Exercise task:
Pull out every line in the data that has the string "teşvik" in it.
··· Data for this exercise
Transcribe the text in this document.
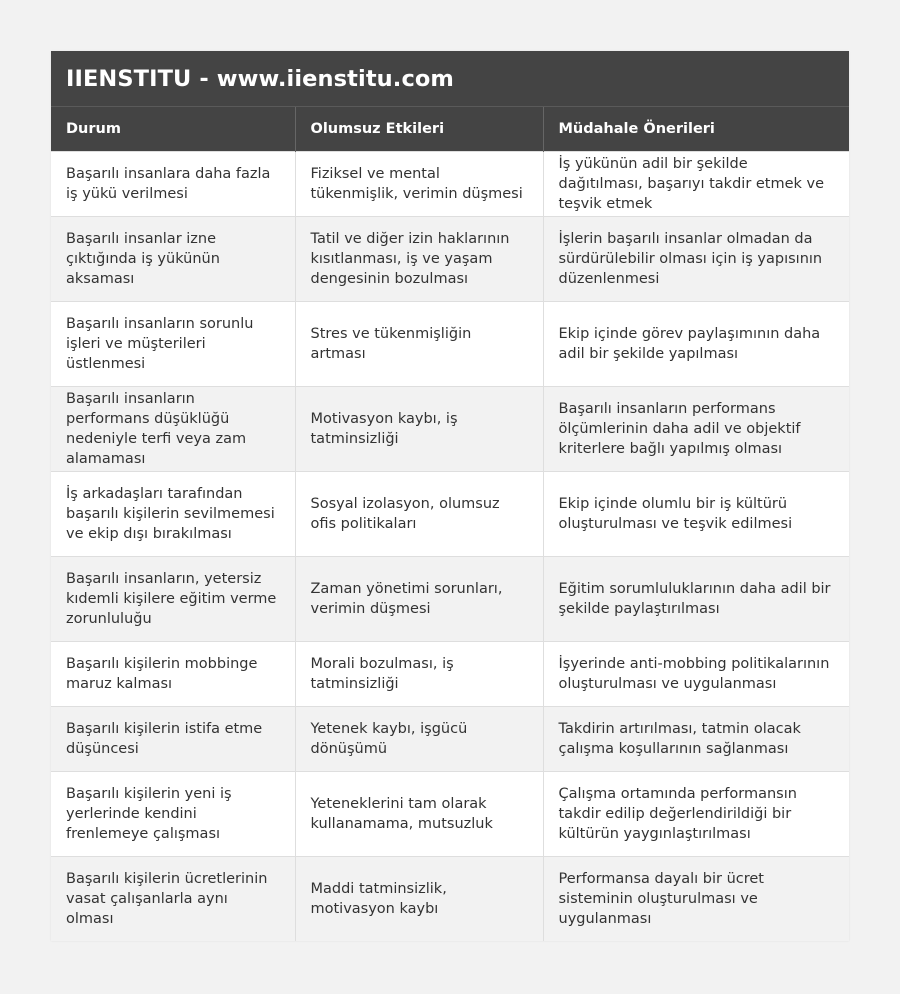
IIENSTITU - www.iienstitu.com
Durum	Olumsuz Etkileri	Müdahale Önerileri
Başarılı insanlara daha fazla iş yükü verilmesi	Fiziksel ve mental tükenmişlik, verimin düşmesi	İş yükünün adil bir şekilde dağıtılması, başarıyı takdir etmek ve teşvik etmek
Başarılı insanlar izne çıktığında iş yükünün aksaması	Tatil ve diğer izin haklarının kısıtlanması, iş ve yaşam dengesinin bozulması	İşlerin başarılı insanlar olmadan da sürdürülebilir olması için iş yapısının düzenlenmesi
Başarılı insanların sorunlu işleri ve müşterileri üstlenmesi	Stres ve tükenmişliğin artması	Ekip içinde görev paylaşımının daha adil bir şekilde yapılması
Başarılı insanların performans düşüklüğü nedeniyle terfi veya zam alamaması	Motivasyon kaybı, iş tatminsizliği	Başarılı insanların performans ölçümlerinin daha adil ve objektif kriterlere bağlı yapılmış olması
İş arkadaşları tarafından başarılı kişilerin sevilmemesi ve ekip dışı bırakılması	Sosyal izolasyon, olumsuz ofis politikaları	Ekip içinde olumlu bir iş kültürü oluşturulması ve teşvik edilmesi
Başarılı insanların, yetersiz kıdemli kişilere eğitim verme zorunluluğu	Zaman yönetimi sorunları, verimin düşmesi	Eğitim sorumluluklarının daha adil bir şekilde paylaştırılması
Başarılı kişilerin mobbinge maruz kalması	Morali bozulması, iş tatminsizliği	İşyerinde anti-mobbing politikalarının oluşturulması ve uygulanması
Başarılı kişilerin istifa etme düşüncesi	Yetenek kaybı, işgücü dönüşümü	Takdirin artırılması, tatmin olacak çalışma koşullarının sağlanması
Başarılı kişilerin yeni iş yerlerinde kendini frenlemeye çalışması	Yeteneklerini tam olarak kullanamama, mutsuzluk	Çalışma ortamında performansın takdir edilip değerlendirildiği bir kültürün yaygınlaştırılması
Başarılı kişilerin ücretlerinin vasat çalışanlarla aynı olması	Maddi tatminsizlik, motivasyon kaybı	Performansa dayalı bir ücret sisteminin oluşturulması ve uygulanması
······
··· Data for this exercise
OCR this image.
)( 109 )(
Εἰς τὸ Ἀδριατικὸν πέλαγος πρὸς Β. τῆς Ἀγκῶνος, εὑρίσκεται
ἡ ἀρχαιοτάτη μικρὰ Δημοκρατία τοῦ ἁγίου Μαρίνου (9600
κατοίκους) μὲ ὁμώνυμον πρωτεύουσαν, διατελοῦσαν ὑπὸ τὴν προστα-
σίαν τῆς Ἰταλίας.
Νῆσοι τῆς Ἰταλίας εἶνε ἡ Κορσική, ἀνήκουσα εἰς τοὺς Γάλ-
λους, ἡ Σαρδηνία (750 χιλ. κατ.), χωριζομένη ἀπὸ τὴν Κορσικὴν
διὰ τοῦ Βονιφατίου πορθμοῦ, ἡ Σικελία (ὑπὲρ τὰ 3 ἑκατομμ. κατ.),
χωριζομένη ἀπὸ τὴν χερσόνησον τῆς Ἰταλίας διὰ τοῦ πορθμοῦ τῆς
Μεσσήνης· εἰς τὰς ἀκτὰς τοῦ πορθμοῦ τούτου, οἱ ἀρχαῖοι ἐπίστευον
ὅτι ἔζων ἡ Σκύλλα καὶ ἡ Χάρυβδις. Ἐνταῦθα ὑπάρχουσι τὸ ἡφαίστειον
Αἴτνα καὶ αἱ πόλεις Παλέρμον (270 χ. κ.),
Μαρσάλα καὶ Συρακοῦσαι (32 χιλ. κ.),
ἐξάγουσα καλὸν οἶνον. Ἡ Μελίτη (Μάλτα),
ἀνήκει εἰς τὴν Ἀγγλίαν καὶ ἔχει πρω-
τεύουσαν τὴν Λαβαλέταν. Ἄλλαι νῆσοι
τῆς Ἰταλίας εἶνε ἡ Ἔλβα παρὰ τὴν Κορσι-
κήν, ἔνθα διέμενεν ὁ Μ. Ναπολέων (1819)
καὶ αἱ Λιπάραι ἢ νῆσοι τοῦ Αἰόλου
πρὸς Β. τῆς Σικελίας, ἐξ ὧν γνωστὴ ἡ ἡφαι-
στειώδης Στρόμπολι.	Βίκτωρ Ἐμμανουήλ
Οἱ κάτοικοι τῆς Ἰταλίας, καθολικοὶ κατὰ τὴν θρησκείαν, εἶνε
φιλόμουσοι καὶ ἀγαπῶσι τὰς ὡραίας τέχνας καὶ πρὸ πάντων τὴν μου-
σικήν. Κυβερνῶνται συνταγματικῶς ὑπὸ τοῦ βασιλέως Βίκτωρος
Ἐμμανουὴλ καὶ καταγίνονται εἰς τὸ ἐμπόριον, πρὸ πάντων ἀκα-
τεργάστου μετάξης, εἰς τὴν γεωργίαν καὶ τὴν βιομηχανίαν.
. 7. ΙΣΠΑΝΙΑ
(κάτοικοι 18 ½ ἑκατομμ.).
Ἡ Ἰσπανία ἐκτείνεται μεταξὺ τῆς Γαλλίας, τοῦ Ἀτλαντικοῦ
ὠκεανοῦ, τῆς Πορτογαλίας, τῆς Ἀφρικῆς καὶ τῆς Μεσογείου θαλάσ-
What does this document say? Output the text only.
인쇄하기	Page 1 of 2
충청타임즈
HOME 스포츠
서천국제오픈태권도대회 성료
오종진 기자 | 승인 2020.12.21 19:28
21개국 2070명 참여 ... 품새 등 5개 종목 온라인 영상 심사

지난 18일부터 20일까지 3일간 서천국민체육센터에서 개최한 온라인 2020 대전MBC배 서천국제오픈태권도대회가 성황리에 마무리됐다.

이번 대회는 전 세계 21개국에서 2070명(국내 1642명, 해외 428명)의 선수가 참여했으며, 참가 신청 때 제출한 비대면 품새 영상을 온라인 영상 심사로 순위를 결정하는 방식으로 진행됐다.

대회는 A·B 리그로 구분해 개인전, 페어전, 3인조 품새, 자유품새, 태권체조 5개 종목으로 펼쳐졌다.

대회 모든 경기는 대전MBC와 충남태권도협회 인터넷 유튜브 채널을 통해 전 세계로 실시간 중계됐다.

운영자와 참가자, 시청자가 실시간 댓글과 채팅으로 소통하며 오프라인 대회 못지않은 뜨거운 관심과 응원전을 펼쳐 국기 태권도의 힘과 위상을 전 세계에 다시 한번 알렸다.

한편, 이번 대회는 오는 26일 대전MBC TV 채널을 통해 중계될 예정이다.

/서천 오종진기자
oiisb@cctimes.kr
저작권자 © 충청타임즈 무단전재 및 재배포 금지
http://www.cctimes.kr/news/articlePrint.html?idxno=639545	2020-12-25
······
··· Data for this exercise
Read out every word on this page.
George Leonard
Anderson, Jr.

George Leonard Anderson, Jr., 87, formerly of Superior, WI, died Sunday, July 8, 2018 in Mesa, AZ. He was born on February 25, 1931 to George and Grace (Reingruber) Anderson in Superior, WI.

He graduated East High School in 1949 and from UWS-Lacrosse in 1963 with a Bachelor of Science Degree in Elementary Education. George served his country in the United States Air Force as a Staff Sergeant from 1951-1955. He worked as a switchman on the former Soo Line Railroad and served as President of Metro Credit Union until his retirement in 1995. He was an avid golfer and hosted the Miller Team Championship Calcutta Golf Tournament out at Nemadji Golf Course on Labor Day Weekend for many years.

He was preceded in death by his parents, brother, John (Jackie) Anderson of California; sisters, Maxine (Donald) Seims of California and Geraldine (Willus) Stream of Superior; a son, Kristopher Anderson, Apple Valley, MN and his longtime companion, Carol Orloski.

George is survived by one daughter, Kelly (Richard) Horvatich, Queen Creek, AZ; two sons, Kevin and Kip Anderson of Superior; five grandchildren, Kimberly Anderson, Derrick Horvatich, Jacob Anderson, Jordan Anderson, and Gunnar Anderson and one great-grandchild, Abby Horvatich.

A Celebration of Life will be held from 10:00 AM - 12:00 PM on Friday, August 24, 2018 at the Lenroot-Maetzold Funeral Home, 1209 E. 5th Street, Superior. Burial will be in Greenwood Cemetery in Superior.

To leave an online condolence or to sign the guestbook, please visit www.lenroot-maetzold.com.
······
Exercise output:
Başarılı insanlara daha fazla iş yükü verilmesi	Fiziksel ve mental tükenmişlik, verimin düşmesi	İş yükünün adil bir şekilde dağıtılması, başarıyı takdir etmek ve teşvik etmek
İş arkadaşları tarafından başarılı kişilerin sevilmemesi ve ekip dışı bırakılması	Sosyal izolasyon, olumsuz ofis politikaları	Ekip içinde olumlu bir iş kültürü oluşturulması ve teşvik edilmesi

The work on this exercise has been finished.